### Directives
**1)** Translate into Spanish this sentence from the forum post on integrating a total derivative: "When integrating a differential form with $dx$ and $dy$, you must first work with either $\frac{\partial F}{\partial y}$ or $\frac{\partial F}{\partial x}$ in isolation, and say you integrate $\frac{\partial F}{\partial y}$ first, then you must work on $\frac{\partial F}{\partial x}$ through $g(x)$ in the expression $f(x, y) = \int \frac{\partial F}{\partial y}dy + g(x)$."
**2)** In the forum post on integrating a total derivative, which differential does Dylan explain how to integrate?
**3)** Extend the forum post on integrating a total derivative, picking up after its final sentence.

---------- Document excerpt

In this post: How to integrate a total derivative?,
Dylan says that to integrate
$$df = x \hphantom{.} dy + y \hphantom{.} dx $$
You can use the following notation:
$$ \int \frac{\partial f}{\partial y}\ dy = \int x \ dy + \int y\frac{\partial x}{\partial y} dy $$
$$ f(x, y) = [xy + g(x)] + [0]$$
When integrating a differential form with $dx$ and $dy$, you must first work with either $\frac{\partial F}{\partial y}$ or $\frac{\partial F}{\partial x}$ in isolation, and say you integrate $\frac{\partial F}{\partial y}$ first, then you must work on $\frac{\partial F}{\partial x}$ through $g(x)$ in the expression $f(x, y) = \int \frac{\partial F}{\partial y}dy + g(x)$.

--------------------
---------- Provided material

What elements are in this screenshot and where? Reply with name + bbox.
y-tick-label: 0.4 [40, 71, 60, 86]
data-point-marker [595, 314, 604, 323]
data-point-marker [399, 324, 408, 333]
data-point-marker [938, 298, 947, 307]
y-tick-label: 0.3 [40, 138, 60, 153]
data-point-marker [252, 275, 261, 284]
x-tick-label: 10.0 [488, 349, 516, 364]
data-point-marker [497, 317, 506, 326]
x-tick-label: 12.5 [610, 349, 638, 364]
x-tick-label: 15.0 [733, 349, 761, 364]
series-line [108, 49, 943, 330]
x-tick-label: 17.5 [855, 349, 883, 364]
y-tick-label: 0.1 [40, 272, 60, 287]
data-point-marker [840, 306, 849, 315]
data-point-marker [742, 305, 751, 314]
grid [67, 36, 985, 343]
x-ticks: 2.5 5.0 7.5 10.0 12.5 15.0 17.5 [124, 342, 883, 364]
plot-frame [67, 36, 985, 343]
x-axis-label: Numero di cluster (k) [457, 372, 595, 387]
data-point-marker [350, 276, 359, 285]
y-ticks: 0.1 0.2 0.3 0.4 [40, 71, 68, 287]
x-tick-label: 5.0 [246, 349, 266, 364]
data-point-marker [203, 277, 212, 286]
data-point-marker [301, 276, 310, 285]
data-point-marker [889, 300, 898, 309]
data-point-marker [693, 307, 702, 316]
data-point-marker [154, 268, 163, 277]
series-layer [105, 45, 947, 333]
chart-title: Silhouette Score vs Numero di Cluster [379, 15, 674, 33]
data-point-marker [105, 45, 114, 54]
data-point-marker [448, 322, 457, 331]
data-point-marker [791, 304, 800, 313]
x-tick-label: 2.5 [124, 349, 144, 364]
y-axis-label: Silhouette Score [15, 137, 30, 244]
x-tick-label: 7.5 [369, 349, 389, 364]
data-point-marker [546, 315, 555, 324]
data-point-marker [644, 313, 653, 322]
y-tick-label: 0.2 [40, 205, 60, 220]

--------------------

### Outputs by task
**1)** Al integrar una forma diferencial con $dx$ y $dy$, primero debes trabajar con $\frac{\partial F}{\partial y}$ o con $\frac{\partial F}{\partial x}$ por separado, y, si integras primero $\frac{\partial F}{\partial y}$, entonces debes trabajar con $\frac{\partial F}{\partial x}$ a través de $g(x)$ en la expresión $f(x, y) = \int \frac{\partial F}{\partial y}dy + g(x)$.

**2)** $df = x \, dy + y \, dx$

**3)**
So Dylan seems to be presenting a notational trick to act on the differential form in such a way to get $\frac{\partial F}{\partial y}$ alone by wiping out $\frac{\partial F}{\partial x}$. The purpose of replacing $ \hphantom{.}y \hphantom{.} dx \hphantom{.}$ with $ \hphantom{.} y\frac{\partial x}{\partial y} dy \hphantom{.}$ is to make it go to zero, so that you can work on $\frac{\partial F}{\partial y}$ in isolation. It's not needed, but I guess it's a notational preference if on paper you want integrate from the original equation.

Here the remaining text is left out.